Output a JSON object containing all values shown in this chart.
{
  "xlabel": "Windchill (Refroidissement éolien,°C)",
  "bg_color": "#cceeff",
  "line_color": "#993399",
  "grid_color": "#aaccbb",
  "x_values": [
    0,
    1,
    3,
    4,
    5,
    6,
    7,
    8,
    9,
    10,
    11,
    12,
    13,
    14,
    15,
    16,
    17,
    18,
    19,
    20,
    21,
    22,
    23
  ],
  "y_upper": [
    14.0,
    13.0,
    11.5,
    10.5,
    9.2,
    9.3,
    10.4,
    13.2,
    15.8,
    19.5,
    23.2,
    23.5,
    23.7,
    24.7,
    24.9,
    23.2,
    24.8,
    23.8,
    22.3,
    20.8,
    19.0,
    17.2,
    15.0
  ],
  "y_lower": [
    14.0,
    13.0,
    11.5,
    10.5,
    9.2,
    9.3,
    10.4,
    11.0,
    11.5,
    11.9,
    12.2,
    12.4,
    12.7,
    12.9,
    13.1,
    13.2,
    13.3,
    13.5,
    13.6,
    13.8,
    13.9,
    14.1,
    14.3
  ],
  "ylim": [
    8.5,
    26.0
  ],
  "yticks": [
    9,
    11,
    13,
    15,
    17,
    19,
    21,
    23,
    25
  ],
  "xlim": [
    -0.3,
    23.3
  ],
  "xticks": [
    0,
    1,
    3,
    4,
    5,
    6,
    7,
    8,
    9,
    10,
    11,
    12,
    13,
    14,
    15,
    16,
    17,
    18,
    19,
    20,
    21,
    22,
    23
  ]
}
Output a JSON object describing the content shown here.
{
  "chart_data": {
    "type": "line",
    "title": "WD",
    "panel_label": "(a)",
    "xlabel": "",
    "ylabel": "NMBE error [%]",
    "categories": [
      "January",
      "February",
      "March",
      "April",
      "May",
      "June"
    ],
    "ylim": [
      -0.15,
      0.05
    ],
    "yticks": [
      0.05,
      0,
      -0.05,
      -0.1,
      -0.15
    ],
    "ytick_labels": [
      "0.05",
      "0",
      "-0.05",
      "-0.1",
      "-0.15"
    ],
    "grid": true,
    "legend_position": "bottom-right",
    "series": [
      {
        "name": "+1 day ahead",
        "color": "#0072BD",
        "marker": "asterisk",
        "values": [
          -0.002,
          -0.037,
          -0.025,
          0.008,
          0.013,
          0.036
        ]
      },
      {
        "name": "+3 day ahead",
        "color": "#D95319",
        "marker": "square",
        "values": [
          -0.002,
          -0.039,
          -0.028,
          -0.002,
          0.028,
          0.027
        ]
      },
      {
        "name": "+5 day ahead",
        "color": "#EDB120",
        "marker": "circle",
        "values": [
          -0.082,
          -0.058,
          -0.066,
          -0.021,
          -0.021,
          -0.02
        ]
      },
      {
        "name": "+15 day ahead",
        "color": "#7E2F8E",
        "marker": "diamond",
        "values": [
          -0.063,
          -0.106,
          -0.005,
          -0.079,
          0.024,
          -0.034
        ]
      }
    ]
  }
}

▬▬▬▬▬▬▬▬▬▬

Copy out each line of the records that holds the string "JSON".

Output a JSON object containing all values shown in this chart.
Output a JSON object describing the content shown here.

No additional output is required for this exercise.